> _EXERCISE INSTRUCTIONS_: Report back each line of the records that contains the string "fear".

------------------------------

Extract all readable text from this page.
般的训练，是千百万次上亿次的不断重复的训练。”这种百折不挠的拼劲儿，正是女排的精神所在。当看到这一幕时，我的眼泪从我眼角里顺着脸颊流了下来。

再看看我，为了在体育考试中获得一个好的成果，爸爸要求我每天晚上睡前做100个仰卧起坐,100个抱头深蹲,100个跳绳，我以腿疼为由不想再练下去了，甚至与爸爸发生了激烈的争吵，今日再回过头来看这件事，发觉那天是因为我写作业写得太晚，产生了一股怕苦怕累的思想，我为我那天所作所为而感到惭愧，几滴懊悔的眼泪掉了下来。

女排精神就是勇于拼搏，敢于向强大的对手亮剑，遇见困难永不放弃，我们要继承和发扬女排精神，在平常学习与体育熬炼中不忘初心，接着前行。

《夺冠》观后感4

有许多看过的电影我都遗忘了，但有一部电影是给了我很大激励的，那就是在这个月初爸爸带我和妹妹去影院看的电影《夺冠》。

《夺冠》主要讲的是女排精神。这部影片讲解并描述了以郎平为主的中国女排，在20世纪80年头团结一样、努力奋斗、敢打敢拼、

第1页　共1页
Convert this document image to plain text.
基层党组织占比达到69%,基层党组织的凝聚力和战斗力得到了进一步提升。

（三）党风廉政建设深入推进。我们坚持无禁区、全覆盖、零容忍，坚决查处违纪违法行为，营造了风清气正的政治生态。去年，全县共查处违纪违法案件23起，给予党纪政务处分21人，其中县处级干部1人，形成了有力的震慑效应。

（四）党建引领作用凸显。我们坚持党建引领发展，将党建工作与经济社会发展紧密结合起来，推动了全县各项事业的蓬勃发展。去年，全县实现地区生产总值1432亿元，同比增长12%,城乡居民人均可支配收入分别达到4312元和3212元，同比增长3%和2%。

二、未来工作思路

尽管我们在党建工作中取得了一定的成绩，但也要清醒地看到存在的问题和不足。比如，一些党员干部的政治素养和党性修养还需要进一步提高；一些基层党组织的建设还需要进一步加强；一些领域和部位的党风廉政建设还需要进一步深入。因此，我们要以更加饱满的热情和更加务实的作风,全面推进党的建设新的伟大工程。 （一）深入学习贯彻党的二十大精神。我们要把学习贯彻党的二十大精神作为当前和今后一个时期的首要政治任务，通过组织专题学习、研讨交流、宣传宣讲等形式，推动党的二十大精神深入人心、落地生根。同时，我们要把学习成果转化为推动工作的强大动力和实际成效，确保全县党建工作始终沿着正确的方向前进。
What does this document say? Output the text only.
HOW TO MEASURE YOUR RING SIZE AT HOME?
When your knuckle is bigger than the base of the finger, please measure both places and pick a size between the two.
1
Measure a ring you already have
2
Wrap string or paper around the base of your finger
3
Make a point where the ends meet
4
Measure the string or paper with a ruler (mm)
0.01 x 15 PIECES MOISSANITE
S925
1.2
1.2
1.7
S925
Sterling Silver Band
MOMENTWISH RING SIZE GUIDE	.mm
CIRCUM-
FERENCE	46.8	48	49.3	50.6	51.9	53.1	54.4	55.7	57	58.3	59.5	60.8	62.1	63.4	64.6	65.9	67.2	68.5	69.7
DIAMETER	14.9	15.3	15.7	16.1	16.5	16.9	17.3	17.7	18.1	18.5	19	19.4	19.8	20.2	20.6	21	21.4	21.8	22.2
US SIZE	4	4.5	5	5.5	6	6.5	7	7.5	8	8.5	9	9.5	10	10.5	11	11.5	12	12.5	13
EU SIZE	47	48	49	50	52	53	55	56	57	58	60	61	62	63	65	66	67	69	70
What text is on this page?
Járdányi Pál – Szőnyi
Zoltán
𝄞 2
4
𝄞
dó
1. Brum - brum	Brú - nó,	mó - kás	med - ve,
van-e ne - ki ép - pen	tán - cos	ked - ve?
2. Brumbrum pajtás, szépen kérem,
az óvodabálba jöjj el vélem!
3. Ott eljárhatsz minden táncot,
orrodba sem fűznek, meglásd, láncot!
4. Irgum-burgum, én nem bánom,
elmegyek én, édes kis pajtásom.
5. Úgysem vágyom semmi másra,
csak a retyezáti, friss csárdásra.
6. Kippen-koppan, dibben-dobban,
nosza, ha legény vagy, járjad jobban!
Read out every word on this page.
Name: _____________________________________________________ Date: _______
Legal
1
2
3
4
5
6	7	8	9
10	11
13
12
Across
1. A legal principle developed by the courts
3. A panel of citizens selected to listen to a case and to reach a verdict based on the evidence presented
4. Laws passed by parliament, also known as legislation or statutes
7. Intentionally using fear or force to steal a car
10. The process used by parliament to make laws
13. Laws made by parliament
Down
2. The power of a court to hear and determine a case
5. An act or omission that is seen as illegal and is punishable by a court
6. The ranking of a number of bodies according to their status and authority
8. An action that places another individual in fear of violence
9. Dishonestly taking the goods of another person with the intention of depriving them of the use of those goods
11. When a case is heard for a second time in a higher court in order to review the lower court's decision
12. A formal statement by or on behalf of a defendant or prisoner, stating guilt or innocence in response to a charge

------------------------------

> _RESULT BELOW_:
7. Intentionally using fear or force to steal a car
8. An action that places another individual in fear of violence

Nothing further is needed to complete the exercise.